**TO BE DONE**
Pull each line holding the word "East" from the data.

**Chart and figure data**
########

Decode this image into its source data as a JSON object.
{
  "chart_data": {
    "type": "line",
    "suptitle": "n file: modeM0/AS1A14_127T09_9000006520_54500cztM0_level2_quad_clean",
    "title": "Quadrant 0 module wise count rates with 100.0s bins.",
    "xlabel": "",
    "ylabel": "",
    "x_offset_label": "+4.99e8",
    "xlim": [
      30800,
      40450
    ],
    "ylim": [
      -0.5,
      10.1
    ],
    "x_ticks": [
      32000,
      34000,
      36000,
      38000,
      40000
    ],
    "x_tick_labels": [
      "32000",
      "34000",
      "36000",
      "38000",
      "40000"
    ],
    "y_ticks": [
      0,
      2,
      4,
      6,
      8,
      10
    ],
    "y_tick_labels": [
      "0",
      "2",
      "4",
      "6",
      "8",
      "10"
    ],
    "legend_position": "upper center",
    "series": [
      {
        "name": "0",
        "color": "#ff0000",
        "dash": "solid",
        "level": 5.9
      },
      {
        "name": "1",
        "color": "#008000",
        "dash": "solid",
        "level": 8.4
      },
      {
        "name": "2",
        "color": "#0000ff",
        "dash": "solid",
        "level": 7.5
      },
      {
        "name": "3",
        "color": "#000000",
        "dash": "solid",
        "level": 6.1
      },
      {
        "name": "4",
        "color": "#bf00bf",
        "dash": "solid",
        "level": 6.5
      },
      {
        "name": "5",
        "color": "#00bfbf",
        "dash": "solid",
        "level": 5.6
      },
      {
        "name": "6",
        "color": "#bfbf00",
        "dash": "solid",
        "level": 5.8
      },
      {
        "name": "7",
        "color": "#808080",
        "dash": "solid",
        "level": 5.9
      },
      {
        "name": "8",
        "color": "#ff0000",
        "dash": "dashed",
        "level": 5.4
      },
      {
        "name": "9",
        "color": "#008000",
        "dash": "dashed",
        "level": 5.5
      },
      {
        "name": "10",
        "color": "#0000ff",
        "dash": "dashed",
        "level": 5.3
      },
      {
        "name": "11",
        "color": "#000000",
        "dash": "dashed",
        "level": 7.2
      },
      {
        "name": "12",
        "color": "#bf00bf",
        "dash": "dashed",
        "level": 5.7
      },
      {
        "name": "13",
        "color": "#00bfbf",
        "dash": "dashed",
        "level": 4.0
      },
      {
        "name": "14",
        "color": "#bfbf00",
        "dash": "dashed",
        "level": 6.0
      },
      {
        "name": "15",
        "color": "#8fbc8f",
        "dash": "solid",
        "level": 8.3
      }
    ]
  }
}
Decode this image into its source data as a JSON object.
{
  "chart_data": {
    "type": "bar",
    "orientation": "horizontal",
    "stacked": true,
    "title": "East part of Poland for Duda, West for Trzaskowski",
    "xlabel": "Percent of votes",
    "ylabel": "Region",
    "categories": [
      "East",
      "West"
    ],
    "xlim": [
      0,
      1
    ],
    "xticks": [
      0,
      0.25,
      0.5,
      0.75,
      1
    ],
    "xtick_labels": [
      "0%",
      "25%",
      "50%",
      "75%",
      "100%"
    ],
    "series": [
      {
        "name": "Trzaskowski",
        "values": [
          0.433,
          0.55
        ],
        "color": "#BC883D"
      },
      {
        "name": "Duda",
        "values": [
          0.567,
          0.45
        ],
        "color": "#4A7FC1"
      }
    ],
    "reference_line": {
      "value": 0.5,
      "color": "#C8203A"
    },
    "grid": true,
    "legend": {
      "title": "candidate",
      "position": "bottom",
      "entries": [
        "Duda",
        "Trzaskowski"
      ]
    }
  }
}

########

**ANSWER FOR THIS EXERCISE**
    "title": "East part of Poland for Duda, West for Trzaskowski",
      "East",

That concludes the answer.